**DIRECTIVE:** List the lines of this listing that hold the word "sistema".

<<<<

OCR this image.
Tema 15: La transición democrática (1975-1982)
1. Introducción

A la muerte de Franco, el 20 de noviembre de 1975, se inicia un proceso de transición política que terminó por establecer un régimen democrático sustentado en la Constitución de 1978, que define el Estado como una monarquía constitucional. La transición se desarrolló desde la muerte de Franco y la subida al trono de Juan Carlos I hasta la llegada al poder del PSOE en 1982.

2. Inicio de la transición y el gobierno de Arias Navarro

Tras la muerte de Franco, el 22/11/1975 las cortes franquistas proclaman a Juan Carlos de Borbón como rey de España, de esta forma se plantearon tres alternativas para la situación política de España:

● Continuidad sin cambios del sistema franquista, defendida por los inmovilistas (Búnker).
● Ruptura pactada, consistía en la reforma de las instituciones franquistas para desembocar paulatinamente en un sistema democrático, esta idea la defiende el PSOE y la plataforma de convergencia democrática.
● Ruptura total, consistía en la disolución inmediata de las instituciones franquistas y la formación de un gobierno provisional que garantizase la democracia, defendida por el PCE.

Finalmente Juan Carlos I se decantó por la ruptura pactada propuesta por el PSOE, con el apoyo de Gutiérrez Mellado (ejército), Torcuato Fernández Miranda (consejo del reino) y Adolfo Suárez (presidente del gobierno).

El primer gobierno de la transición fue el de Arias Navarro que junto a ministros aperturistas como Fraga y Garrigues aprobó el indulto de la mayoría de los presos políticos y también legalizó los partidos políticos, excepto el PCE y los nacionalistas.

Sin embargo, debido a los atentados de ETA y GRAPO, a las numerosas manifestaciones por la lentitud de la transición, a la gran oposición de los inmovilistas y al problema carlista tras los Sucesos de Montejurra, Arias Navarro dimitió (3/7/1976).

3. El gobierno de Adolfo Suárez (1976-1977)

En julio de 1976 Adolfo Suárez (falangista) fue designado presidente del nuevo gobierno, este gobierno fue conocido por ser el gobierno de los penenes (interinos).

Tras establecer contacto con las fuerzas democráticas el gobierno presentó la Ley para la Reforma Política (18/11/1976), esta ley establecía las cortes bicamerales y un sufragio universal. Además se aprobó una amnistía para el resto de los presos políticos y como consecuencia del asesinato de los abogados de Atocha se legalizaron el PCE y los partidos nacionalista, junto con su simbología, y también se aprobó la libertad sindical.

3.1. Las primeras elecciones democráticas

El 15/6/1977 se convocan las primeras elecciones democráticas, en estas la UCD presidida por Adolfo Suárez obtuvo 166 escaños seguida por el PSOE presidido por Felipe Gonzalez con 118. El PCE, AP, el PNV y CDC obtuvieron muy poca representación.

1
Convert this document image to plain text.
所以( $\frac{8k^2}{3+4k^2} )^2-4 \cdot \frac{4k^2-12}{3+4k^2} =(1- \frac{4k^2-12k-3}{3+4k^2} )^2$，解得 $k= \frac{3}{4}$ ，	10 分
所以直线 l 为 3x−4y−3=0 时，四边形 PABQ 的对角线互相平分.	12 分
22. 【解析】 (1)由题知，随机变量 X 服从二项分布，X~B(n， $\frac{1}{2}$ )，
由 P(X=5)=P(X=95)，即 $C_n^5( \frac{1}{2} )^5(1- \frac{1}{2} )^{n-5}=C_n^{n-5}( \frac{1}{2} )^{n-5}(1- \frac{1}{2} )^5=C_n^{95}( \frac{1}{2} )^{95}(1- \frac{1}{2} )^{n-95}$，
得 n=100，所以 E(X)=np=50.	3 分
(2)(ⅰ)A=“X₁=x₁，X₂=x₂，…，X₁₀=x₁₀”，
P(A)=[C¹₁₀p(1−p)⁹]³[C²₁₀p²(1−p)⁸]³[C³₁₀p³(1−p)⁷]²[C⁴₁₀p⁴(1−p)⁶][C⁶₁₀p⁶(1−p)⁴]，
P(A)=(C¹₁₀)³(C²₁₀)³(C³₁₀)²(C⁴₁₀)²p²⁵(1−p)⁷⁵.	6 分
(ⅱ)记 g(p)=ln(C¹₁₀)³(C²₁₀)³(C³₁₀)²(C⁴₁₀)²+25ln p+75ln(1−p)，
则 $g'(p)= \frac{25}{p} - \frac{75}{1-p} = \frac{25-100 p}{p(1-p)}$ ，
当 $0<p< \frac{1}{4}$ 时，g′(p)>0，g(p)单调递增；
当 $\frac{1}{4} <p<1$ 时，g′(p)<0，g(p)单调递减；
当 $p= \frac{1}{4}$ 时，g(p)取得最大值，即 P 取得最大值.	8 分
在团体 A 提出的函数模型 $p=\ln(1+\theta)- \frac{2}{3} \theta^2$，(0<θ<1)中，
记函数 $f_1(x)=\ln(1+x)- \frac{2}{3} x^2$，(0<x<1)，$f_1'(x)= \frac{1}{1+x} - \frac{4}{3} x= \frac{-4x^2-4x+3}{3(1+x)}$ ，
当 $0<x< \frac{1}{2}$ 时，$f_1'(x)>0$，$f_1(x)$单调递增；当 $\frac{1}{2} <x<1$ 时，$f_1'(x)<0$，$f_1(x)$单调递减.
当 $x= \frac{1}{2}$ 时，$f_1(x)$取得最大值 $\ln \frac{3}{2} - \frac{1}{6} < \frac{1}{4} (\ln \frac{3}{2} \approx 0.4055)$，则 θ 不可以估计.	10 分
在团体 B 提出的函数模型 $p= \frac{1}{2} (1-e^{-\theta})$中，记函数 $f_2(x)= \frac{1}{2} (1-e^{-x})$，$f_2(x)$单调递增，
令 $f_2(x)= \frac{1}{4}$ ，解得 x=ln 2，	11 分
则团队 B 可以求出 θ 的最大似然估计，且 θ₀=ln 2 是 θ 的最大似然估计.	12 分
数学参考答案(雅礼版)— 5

>>>>

**ANSWER FOR THE TASK:**
● Continuidad sin cambios del sistema franquista, defendida por los inmovilistas (Búnker).
● Ruptura pactada, consistía en la reforma de las instituciones franquistas para desembocar paulatinamente en un sistema democrático, esta idea la defiende el PSOE y la plataforma de convergencia democrática.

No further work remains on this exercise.